::: RECORDED INFORMATION :::

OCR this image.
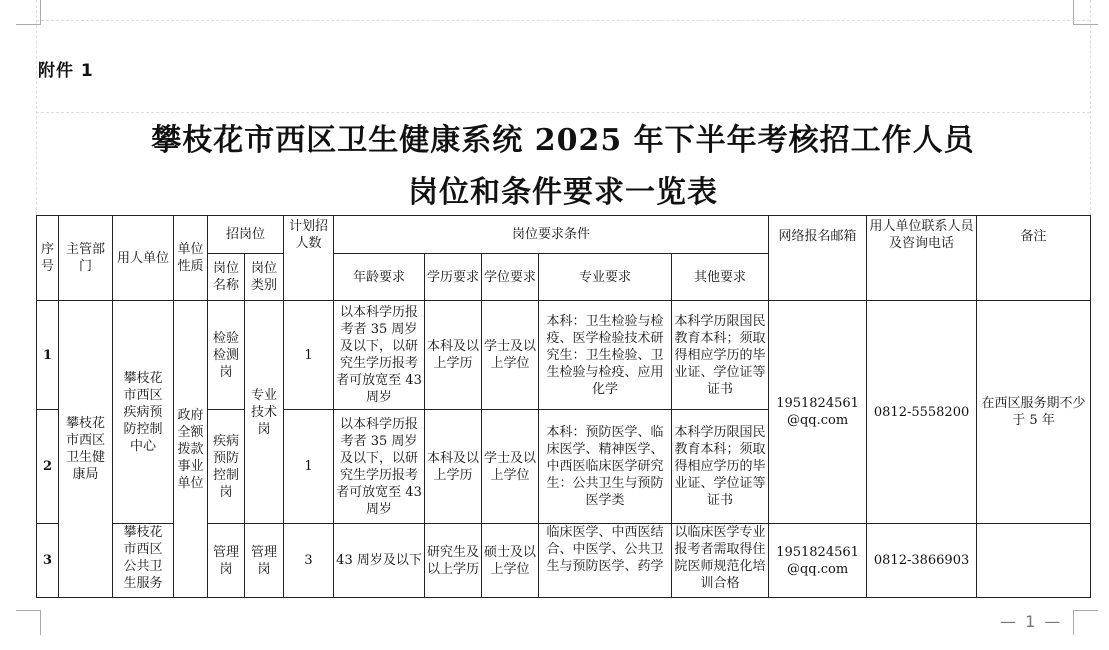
附件 1
攀枝花市西区卫生健康系统 2025 年下半年考核招工作人员
岗位和条件要求一览表
序号	主管部门	用人单位	单位性质	招岗位		计划招人数	岗位要求条件					网络报名邮箱	用人单位联系人员及咨询电话	备注
				岗位名称	岗位类别		年龄要求	学历要求	学位要求	专业要求	其他要求			
1	攀枝花市西区卫生健康局	攀枝花市西区疾病预防控制中心	政府全额拨款事业单位	检验检测岗	专业技术岗	1	以本科学历报考者 35 周岁及以下，以研究生学历报考者可放宽至 43 周岁	本科及以上学历	学士及以上学位	本科：卫生检验与检疫、医学检验技术研究生：卫生检验、卫生检验与检疫、应用化学	本科学历限国民教育本科；须取得相应学历的毕业证、学位证等证书	1951824561@qq.com	0812-5558200	在西区服务期不少于 5 年
2				疾病预防控制岗		1	以本科学历报考者 35 周岁及以下，以研究生学历报考者可放宽至 43 周岁	本科及以上学历	学士及以上学位	本科：预防医学、临床医学、精神医学、中西医临床医学研究生：公共卫生与预防医学类	本科学历限国民教育本科；须取得相应学历的毕业证、学位证等证书			
3		攀枝花市西区公共卫生服务		管理岗	管理岗	3	43 周岁及以下	研究生及以上学历	硕士及以上学位	临床医学、中西医结合、中医学、公共卫生与预防医学、药学	以临床医学专业报考者需取得住院医师规范化培训合格	1951824561@qq.com	0812-3866903	
— 1 —
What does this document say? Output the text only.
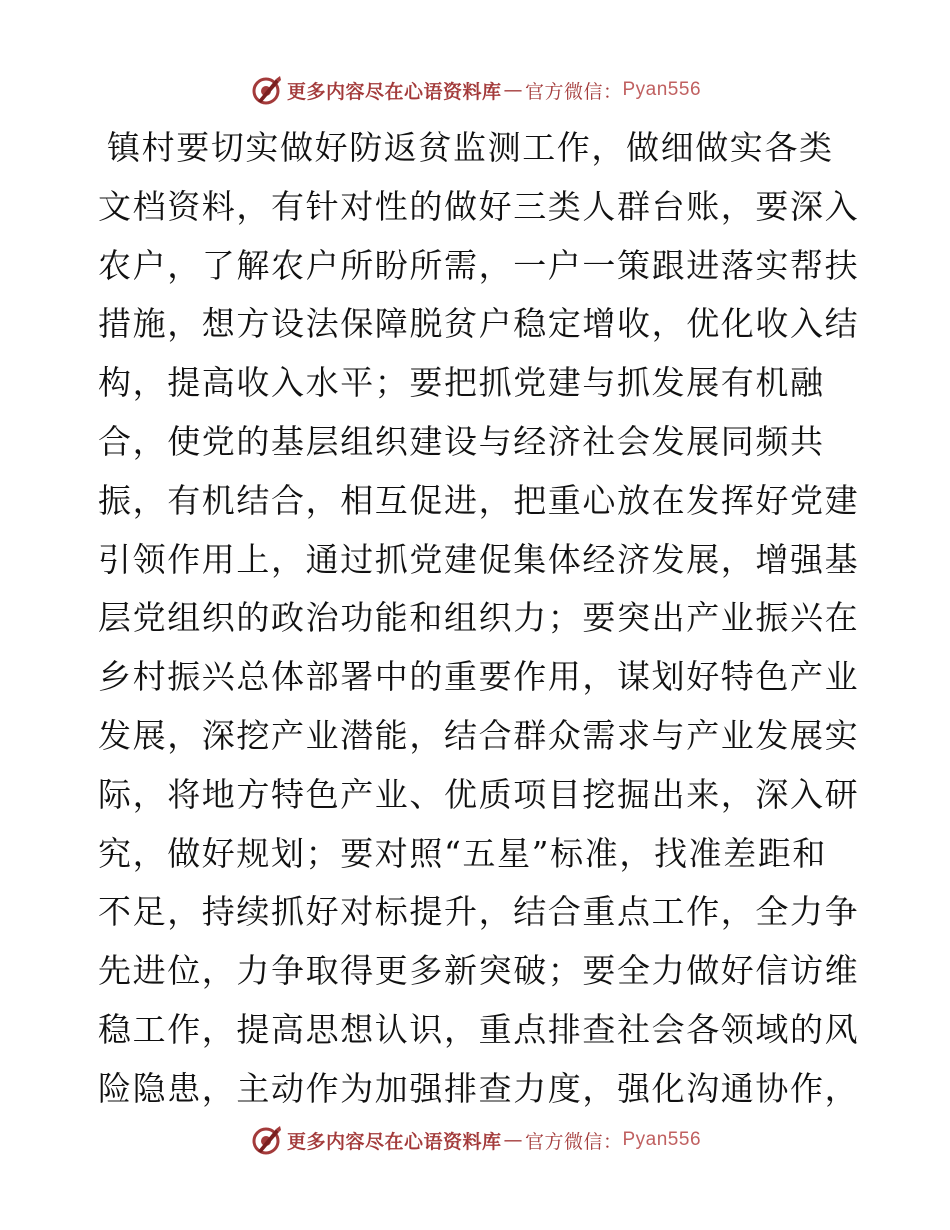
更多内容尽在心语资料库 — 官方微信： Pyan556
镇村要切实做好防返贫监测工作，做细做实各类
文档资料，有针对性的做好三类人群台账，要深入
农户，了解农户所盼所需，一户一策跟进落实帮扶
措施，想方设法保障脱贫户稳定增收，优化收入结
构，提高收入水平；要把抓党建与抓发展有机融
合，使党的基层组织建设与经济社会发展同频共
振，有机结合，相互促进，把重心放在发挥好党建
引领作用上，通过抓党建促集体经济发展，增强基
层党组织的政治功能和组织力；要突出产业振兴在
乡村振兴总体部署中的重要作用，谋划好特色产业
发展，深挖产业潜能，结合群众需求与产业发展实
际，将地方特色产业、优质项目挖掘出来，深入研
究，做好规划；要对照“五星”标准，找准差距和
不足，持续抓好对标提升，结合重点工作，全力争
先进位，力争取得更多新突破；要全力做好信访维
稳工作，提高思想认识，重点排查社会各领域的风
险隐患，主动作为加强排查力度，强化沟通协作，
更多内容尽在心语资料库 — 官方微信： Pyan556
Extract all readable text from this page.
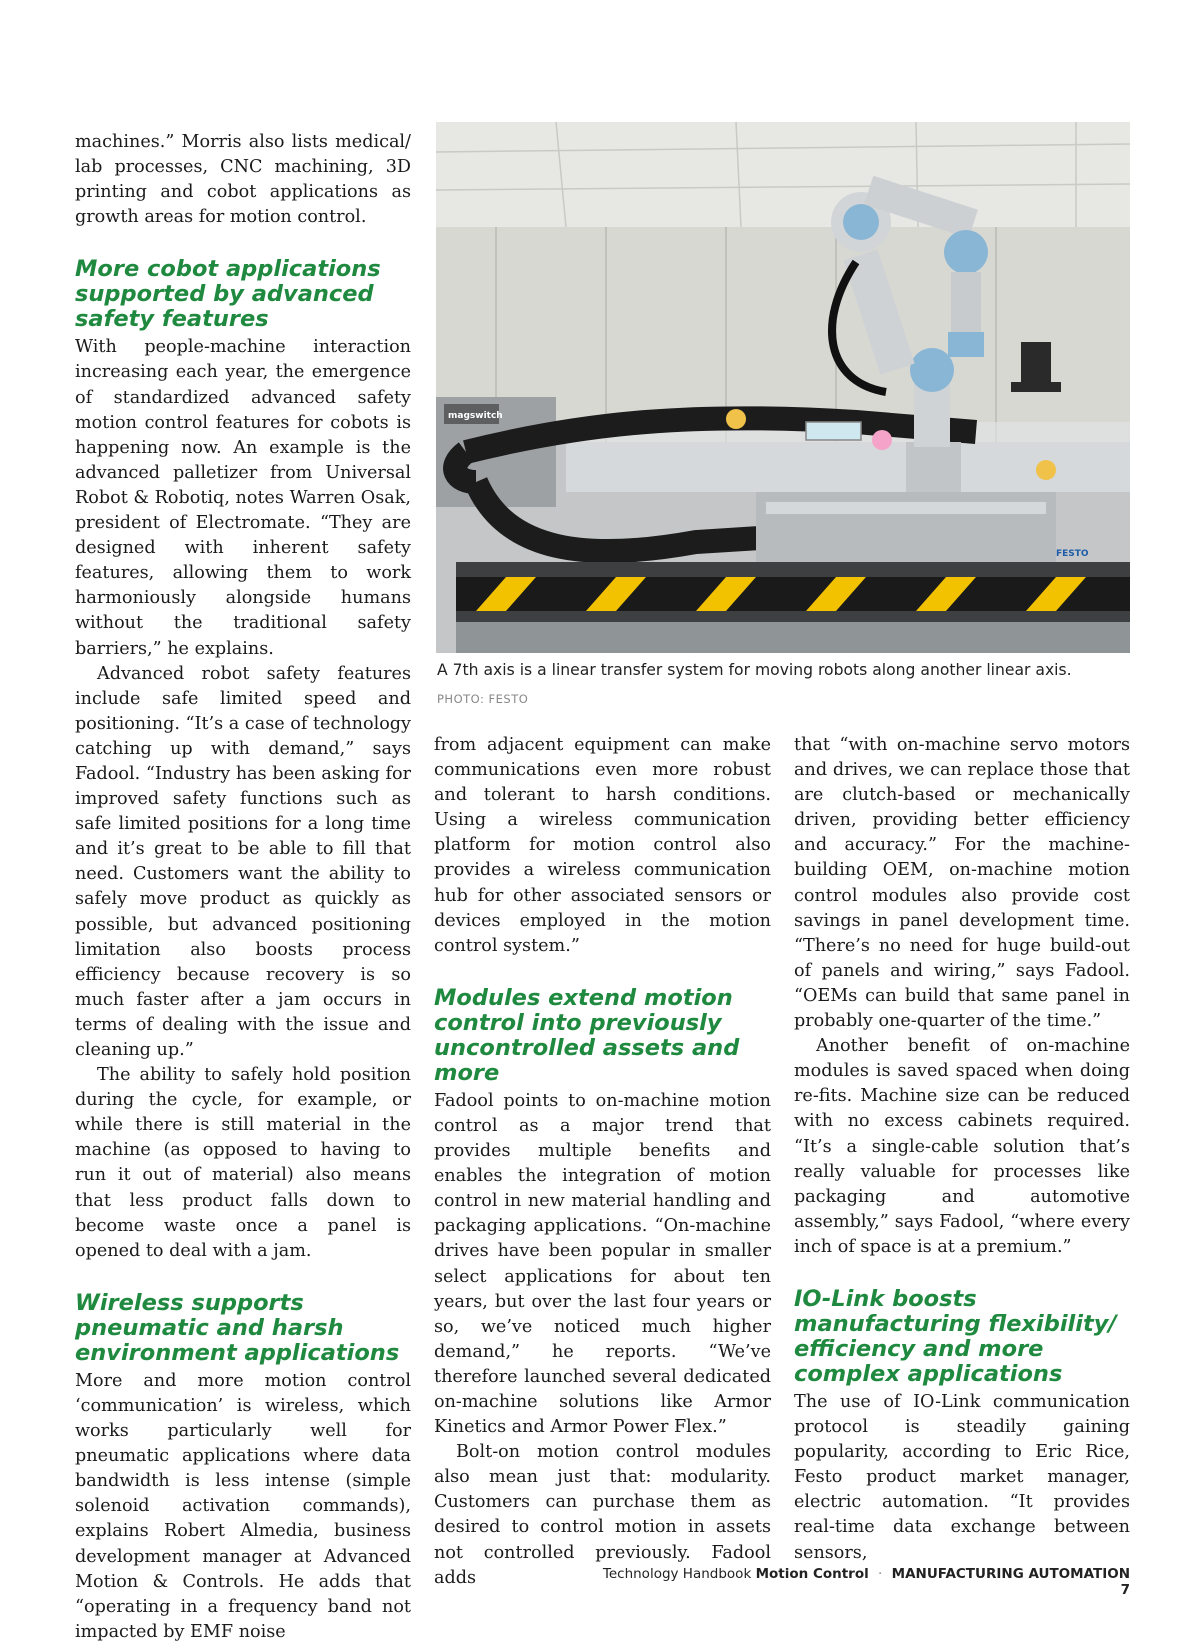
machines.” Morris also lists medical/ lab processes, CNC machining, 3D printing and cobot applications as growth areas for motion control.

More cobot applications supported by advanced safety features

With people-machine interaction increasing each year, the emergence of standardized advanced safety motion control features for cobots is happening now. An example is the advanced palletizer from Universal Robot & Robotiq, notes Warren Osak, president of Electromate. “They are designed with inherent safety features, allowing them to work harmoniously alongside humans without the traditional safety barriers,” he explains.

Advanced robot safety features include safe limited speed and positioning. “It’s a case of technology catching up with demand,” says Fadool. “Industry has been asking for improved safety functions such as safe limited positions for a long time and it’s great to be able to fill that need. Customers want the ability to safely move product as quickly as possible, but advanced positioning limitation also boosts process efficiency because recovery is so much faster after a jam occurs in terms of dealing with the issue and cleaning up.”

The ability to safely hold position during the cycle, for example, or while there is still material in the machine (as opposed to having to run it out of material) also means that less product falls down to become waste once a panel is opened to deal with a jam.

Wireless supports pneumatic and harsh environment applications

More and more motion control ‘communication’ is wireless, which works particularly well for pneumatic applications where data bandwidth is less intense (simple solenoid activation commands), explains Robert Almedia, business development manager at Advanced Motion & Controls. He adds that “operating in a frequency band not impacted by EMF noise

magswitch
FESTO
A 7th axis is a linear transfer system for moving robots along another linear axis.
PHOTO: FESTO

from adjacent equipment can make communications even more robust and tolerant to harsh conditions. Using a wireless communication platform for motion control also provides a wireless communication hub for other associated sensors or devices employed in the motion control system.”

Modules extend motion control into previously uncontrolled assets and more

Fadool points to on-machine motion control as a major trend that provides multiple benefits and enables the integration of motion control in new material handling and packaging applications. “On-machine drives have been popular in smaller select applications for about ten years, but over the last four years or so, we’ve noticed much higher demand,” he reports. “We’ve therefore launched several dedicated on-machine solutions like Armor Kinetics and Armor Power Flex.”

Bolt-on motion control modules also mean just that: modularity. Customers can purchase them as desired to control motion in assets not controlled previously. Fadool adds

that “with on-machine servo motors and drives, we can replace those that are clutch-based or mechanically driven, providing better efficiency and accuracy.” For the machine-building OEM, on-machine motion control modules also provide cost savings in panel development time. “There’s no need for huge build-out of panels and wiring,” says Fadool. “OEMs can build that same panel in probably one-quarter of the time.”

Another benefit of on-machine modules is saved spaced when doing re-fits. Machine size can be reduced with no excess cabinets required. “It’s a single-cable solution that’s really valuable for processes like packaging and automotive assembly,” says Fadool, “where every inch of space is at a premium.”

IO-Link boosts manufacturing flexibility/ efficiency and more complex applications

The use of IO-Link communication protocol is steadily gaining popularity, according to Eric Rice, Festo product market manager, electric automation. “It provides real-time data exchange between sensors,

Technology Handbook Motion Control · MANUFACTURING AUTOMATION 7
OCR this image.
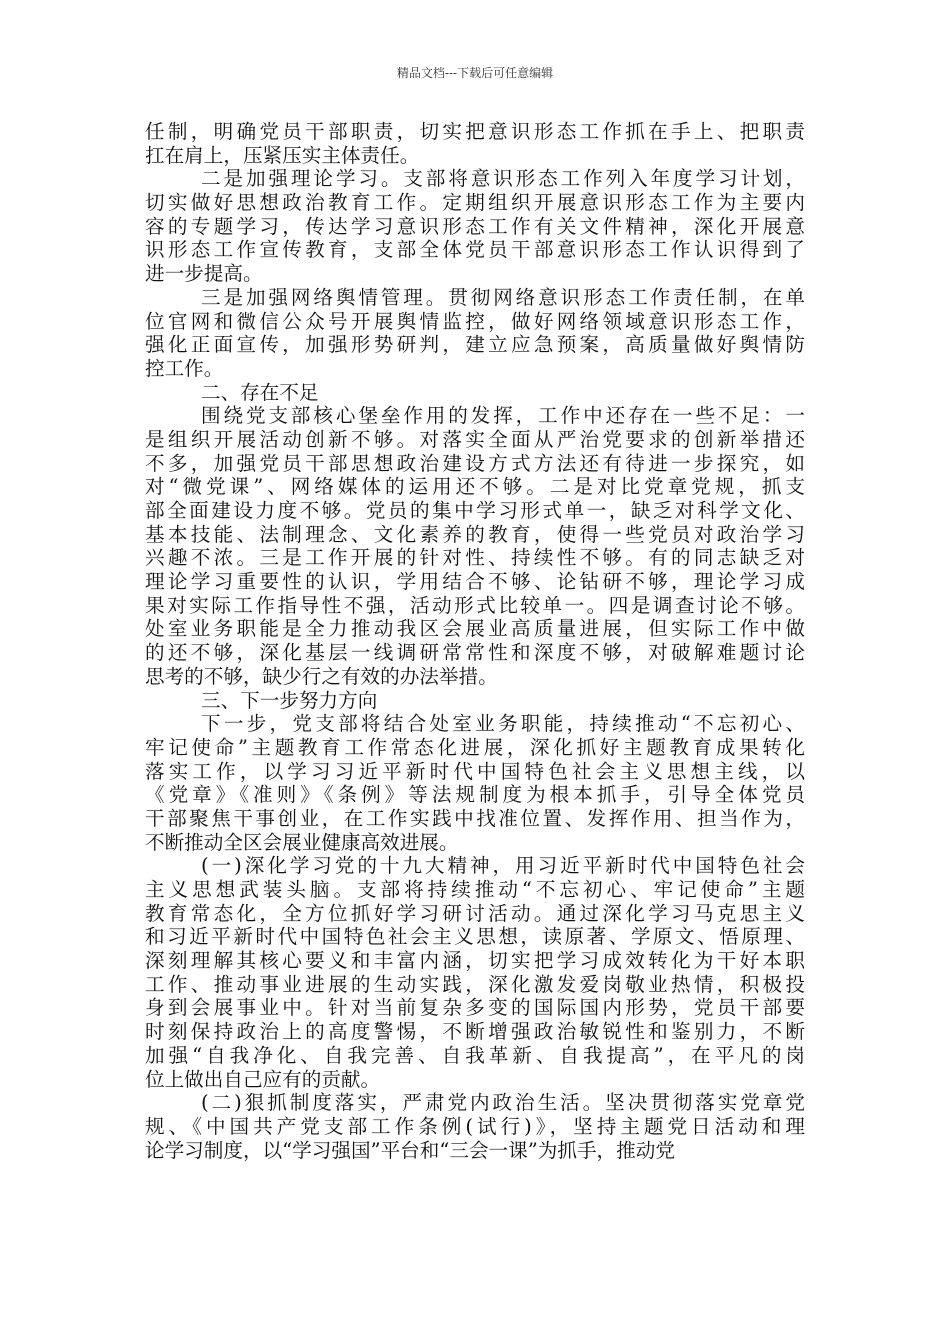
精品文档---下载后可任意编辑
任制，明确党员干部职责，切实把意识形态工作抓在手上、把职责
扛在肩上，压紧压实主体责任。
二是加强理论学习。支部将意识形态工作列入年度学习计划，
切实做好思想政治教育工作。定期组织开展意识形态工作为主要内
容的专题学习，传达学习意识形态工作有关文件精神，深化开展意
识形态工作宣传教育，支部全体党员干部意识形态工作认识得到了
进一步提高。
三是加强网络舆情管理。贯彻网络意识形态工作责任制，在单
位官网和微信公众号开展舆情监控，做好网络领域意识形态工作，
强化正面宣传，加强形势研判，建立应急预案，高质量做好舆情防
控工作。
二、存在不足
围绕党支部核心堡垒作用的发挥，工作中还存在一些不足：一
是组织开展活动创新不够。对落实全面从严治党要求的创新举措还
不多，加强党员干部思想政治建设方式方法还有待进一步探究，如
对“微党课”、网络媒体的运用还不够。二是对比党章党规，抓支
部全面建设力度不够。党员的集中学习形式单一，缺乏对科学文化、
基本技能、法制理念、文化素养的教育，使得一些党员对政治学习
兴趣不浓。三是工作开展的针对性、持续性不够。有的同志缺乏对
理论学习重要性的认识，学用结合不够、论钻研不够，理论学习成
果对实际工作指导性不强，活动形式比较单一。四是调查讨论不够。
处室业务职能是全力推动我区会展业高质量进展，但实际工作中做
的还不够，深化基层一线调研常常性和深度不够，对破解难题讨论
思考的不够，缺少行之有效的办法举措。
三、下一步努力方向
下一步，党支部将结合处室业务职能，持续推动“不忘初心、
牢记使命”主题教育工作常态化进展，深化抓好主题教育成果转化
落实工作，以学习习近平新时代中国特色社会主义思想主线，以
《党章》《准则》《条例》等法规制度为根本抓手，引导全体党员
干部聚焦干事创业，在工作实践中找准位置、发挥作用、担当作为，
不断推动全区会展业健康高效进展。
(一)深化学习党的十九大精神，用习近平新时代中国特色社会
主义思想武装头脑。支部将持续推动“不忘初心、牢记使命”主题
教育常态化，全方位抓好学习研讨活动。通过深化学习马克思主义
和习近平新时代中国特色社会主义思想，读原著、学原文、悟原理、
深刻理解其核心要义和丰富内涵，切实把学习成效转化为干好本职
工作、推动事业进展的生动实践，深化激发爱岗敬业热情，积极投
身到会展事业中。针对当前复杂多变的国际国内形势，党员干部要
时刻保持政治上的高度警惕，不断增强政治敏锐性和鉴别力，不断
加强“自我净化、自我完善、自我革新、自我提高”，在平凡的岗
位上做出自己应有的贡献。
(二)狠抓制度落实，严肃党内政治生活。坚决贯彻落实党章党
规、《中国共产党支部工作条例(试行)》，坚持主题党日活动和理
论学习制度，以“学习强国”平台和“三会一课”为抓手，推动党
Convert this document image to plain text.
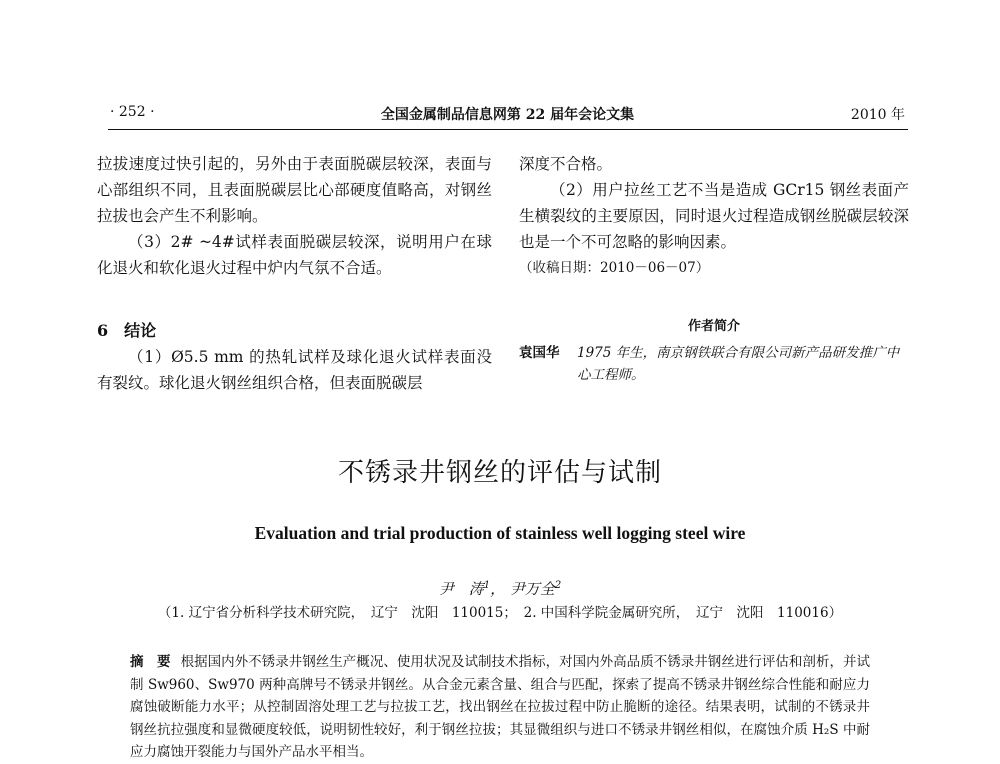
· 252 ·	全国金属制品信息网第 22 届年会论文集	2010 年

拉拔速度过快引起的，另外由于表面脱碳层较深，表面与心部组织不同，且表面脱碳层比心部硬度值略高，对钢丝拉拔也会产生不利影响。

（3）2# ~4#试样表面脱碳层较深，说明用户在球化退火和软化退火过程中炉内气氛不合适。

6　结论

（1）Ø5.5 mm 的热轧试样及球化退火试样表面没有裂纹。球化退火钢丝组织合格，但表面脱碳层

深度不合格。

（2）用户拉丝工艺不当是造成 GCr15 钢丝表面产生横裂纹的主要原因，同时退火过程造成钢丝脱碳层较深也是一个不可忽略的影响因素。

（收稿日期：2010－06－07）

作者简介
袁国华 1975 年生，南京钢铁联合有限公司新产品研发推广中心工程师。
不锈录井钢丝的评估与试制
Evaluation and trial production of stainless well logging steel wire
尹　涛$^1$， 尹万全$^2$
（1. 辽宁省分析科学技术研究院，　辽宁　沈阳　110015；　2. 中国科学院金属研究所，　辽宁　沈阳　110016）
摘　要 根据国内外不锈录井钢丝生产概况、使用状况及试制技术指标，对国内外高品质不锈录井钢丝进行评估和剖析，并试制 Sw960、Sw970 两种高牌号不锈录井钢丝。从合金元素含量、组合与匹配，探索了提高不锈录井钢丝综合性能和耐应力腐蚀破断能力水平；从控制固溶处理工艺与拉拔工艺，找出钢丝在拉拔过程中防止脆断的途径。结果表明，试制的不锈录井钢丝抗拉强度和显微硬度较低，说明韧性较好，利于钢丝拉拔；其显微组织与进口不锈录井钢丝相似，在腐蚀介质 H₂S 中耐应力腐蚀开裂能力与国外产品水平相当。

:::

**WRITTEN INSTRUCTION:**
In the listing above, how many lines hold the word "以本科学历报考者"? Give the number and nothing more.

**REPLY:**
2